Neue Kirche (Emden)

Neue Kirche (Emden)
Neue Kirche (1648), evangelisch-reformiert

Die Neue Kirche in Emden (Ostfriesland) ist eine reformierte Predigtkirche. Sie wurde in den Jahren 1643–1648 als erster nachreformatorischer Kirchenbau in Norddeutschland im gemäßigten Barockstil errichtet. Im Zweiten Weltkrieg wurde sie bis auf die Außenmauern zerstört und anschließend in abgewandelter Form wieder aufgebaut.

Inhaltsverzeichnis

Baugeschichte

Grundriss der Neuen Kirche mit der Bestuhlung von 1818

Die Stadt Emden hatte um die Mitte des 17. Jahrhunderts schätzungsweise 20.000 Einwohner, darunter zwischen 5.000 und 6.000 niederländische Flüchtlinge. Längst reichten die Kirchen der Stadt dafür nicht mehr aus. 1642 beschlossen Magistrat und Kirchenrat der Stadt den Bau eines dritten Gotteshauses (nach der Großen Kirche und der Kirche des ehemaligen Franziskanerklosters). Diese sollte in Faldern errichtet werden. Der Ort war seit 1570 ein Stadtteil von Emden. Eine Kirche fehlte hier bislang.

Planung und Bauleitung wurden dem Emder Ratsbaumeister Martin Faber übertragen. Der gebürtige Emder hatte sich lange in Italien, Frankreich und in den Niederlanden aufgehalten und dort seine Ausbildung vertieft. Insbesondere in Rom hatte er als Baumeister und Maler gewirkt.[1] Inmitten des Dreißigjährigen Krieges, in dem das übrige Ostfriesland große Not zu leiden hatte, wurde die Kirche in den Jahren 1643 bis 1648 erbaut. Finanziert wurde der Bau ausschließlich durch Spenden. Zunächst hatte sie keine Bestuhlung, die Gottesdienstbesucher standen während der Predigten. 1818 wurden eine erste Orgel und ein festes Kastengestühl eingebaut.

▶ [Aufgaben]:
1. Schreib den Abschnitt aus dem Text über die Neue Kirche noch einmal ab, beginnend bei "Die Neue Kirche" und endend bei "Form wieder aufgebaut.". Tausch dabei "Außenmauern" gegen "Grundmauern" aus.
2. Fasse den Absatz aus dem Text über die Neue Kirche, der mit "Planung und Bauleitung wurden" beginnt, als Stichpunktliste zusammen. Die wichtigsten Fakten sollen erhalten bleiben.

▶ [Bereitgestellte Datensätze]:

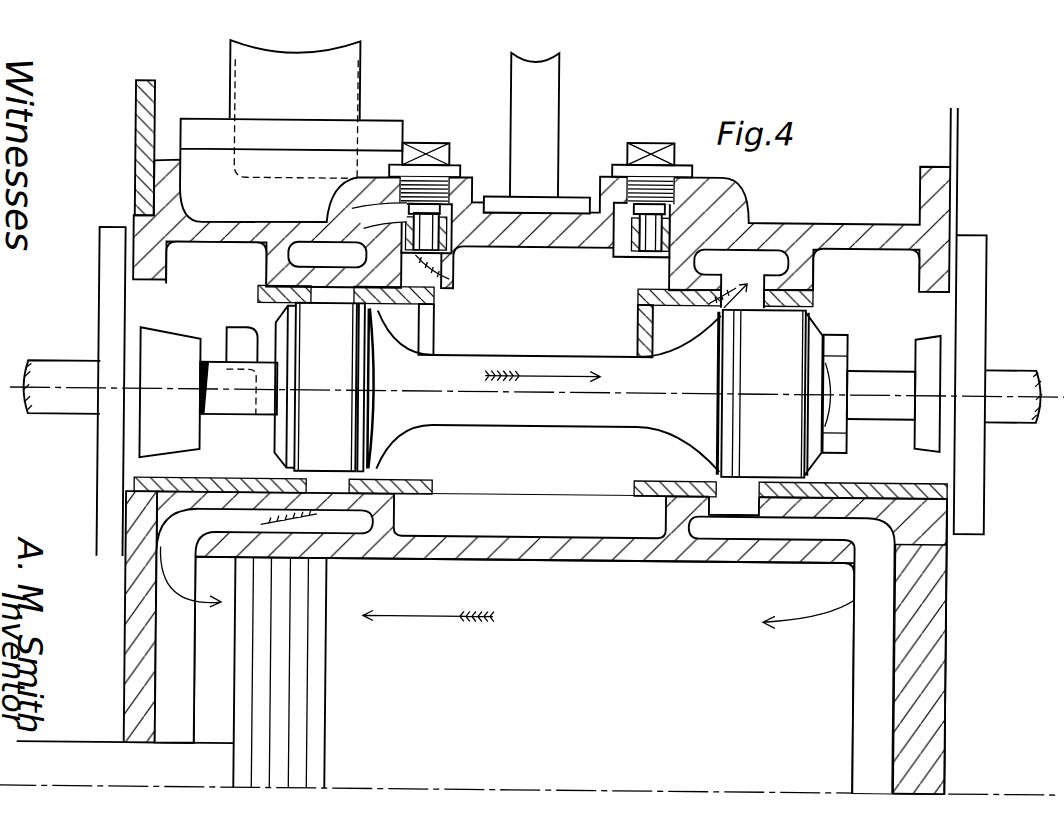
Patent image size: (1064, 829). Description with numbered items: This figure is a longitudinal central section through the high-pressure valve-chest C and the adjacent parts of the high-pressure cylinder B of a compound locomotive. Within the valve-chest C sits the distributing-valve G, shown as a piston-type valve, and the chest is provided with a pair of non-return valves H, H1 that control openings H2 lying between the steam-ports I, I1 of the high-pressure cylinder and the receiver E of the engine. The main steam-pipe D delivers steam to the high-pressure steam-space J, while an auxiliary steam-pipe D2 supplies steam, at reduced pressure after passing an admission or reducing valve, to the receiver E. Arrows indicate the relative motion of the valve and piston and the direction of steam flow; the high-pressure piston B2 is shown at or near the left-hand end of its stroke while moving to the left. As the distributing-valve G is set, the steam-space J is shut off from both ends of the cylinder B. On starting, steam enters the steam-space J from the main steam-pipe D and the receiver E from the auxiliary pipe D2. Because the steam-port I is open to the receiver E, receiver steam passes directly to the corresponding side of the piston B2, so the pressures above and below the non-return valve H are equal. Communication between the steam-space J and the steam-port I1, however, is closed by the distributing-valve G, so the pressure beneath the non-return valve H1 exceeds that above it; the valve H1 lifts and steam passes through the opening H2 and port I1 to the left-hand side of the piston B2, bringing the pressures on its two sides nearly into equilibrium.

The high-pressure cylinder B is at (535, 635).
The high-pressure piston B2 is at (279, 672).
The high-pressure valve-chest C is at (569, 242).
The main steam-pipe D is at (291, 101).
The auxiliary steam-pipe D2 is at (538, 133).
The receiver E is at (542, 386).
The distributing-valve G is at (541, 391).
The non-return valve H is at (657, 219).
The non-return valve H1 is at (406, 185).
The openings H2 is at (569, 252).
The steam-port I is at (545, 517).
The steam-port I1 is at (346, 252).
The high-pressure steam-space J is at (540, 353).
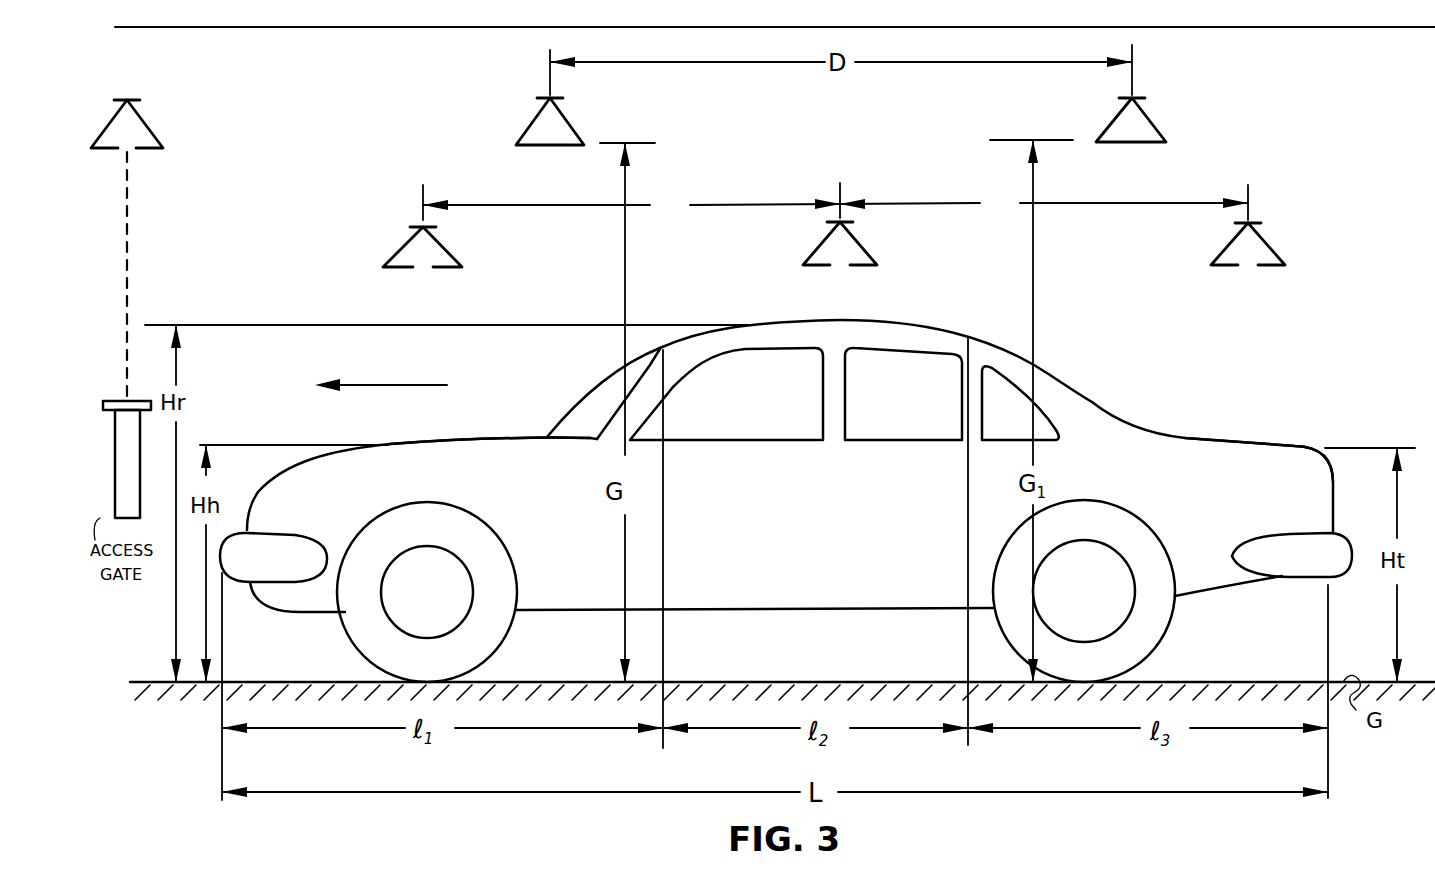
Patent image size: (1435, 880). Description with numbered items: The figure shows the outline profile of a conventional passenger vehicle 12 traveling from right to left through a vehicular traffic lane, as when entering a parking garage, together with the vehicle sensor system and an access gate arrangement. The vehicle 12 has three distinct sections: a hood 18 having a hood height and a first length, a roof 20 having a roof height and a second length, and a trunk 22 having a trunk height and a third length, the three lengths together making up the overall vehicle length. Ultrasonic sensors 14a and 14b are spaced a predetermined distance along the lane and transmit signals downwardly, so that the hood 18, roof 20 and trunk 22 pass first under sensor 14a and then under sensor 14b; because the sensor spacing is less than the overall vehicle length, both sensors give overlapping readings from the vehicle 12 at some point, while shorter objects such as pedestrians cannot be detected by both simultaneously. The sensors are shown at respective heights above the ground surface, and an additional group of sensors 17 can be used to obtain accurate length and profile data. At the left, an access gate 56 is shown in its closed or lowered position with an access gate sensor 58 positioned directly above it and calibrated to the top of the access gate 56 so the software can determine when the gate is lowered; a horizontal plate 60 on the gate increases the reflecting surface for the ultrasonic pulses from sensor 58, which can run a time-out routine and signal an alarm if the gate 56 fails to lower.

The vehicle 12 is at (786, 480).
The ultrasonic sensor 14a is at (1152, 120).
The ultrasonic sensor 14b is at (527, 122).
The sensor array S3-S5 17 is at (415, 166).
The hood 18 is at (468, 440).
The roof 20 is at (916, 322).
The trunk 22 is at (1265, 446).
The access gate 56 is at (127, 447).
The access gate sensor 58 is at (148, 126).
The horizontal plate 60 is at (105, 401).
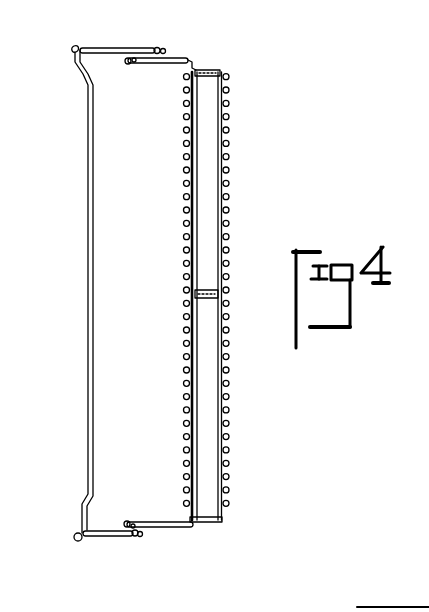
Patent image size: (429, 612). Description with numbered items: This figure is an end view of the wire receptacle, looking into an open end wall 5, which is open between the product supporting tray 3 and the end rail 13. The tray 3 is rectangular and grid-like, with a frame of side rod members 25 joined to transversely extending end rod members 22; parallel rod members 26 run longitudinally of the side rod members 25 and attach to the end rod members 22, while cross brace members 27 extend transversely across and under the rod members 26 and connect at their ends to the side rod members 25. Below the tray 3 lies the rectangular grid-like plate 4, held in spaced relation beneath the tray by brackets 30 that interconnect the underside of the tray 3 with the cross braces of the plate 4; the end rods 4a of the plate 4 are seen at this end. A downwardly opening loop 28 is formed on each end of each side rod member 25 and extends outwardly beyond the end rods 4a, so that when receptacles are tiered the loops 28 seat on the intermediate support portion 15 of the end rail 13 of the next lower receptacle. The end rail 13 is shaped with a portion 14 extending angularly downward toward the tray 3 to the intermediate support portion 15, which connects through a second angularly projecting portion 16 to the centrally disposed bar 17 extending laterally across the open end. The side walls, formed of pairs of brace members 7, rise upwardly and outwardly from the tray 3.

The product supporting tray 3 is at (180, 210).
The grid-like plate 4 is at (229, 423).
The end rod 4a is at (231, 88).
The end wall 5 is at (140, 152).
The brace member 7 is at (172, 528).
The end rail 13 is at (86, 353).
The angularly extending portion 14 is at (78, 538).
The intermediate support portion 15 is at (85, 510).
The second angularly projecting portion 16 is at (91, 491).
The centrally disposed bar 17 is at (91, 440).
The end rod member 22 is at (186, 318).
The side rod member 25 is at (198, 522).
The rod member 26 is at (186, 412).
The cross brace member 27 is at (98, 91).
The downwardly opening loop 28 is at (194, 522).
The bracket 30 is at (214, 70).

▶ [Lösungen]:
1.
Die Neue Kirche in Emden (Ostfriesland) ist eine reformierte Predigtkirche. Sie wurde in den Jahren 1643–1648 als erster nachreformatorischer Kirchenbau in Norddeutschland im gemäßigten Barockstil errichtet. Im Zweiten Weltkrieg wurde sie bis auf die Grundmauern zerstört und anschließend in abgewandelter Form wieder aufgebaut.

2.
- Planung und Bauleitung: Emder Ratsbaumeister Martin Faber
- Faber: gebürtiger Emder, lange in Italien, Frankreich und den Niederlanden, dort Ausbildung vertieft; in Rom als Baumeister und Maler tätig
- Bauzeit 1643 bis 1648, mitten im Dreißigjährigen Krieg, während das übrige Ostfriesland große Not litt
- Finanzierung ausschließlich durch Spenden
- Anfangs keine Bestuhlung, die Besucher standen während der Predigten
- 1818 Einbau einer ersten Orgel und eines festen Kastengestühls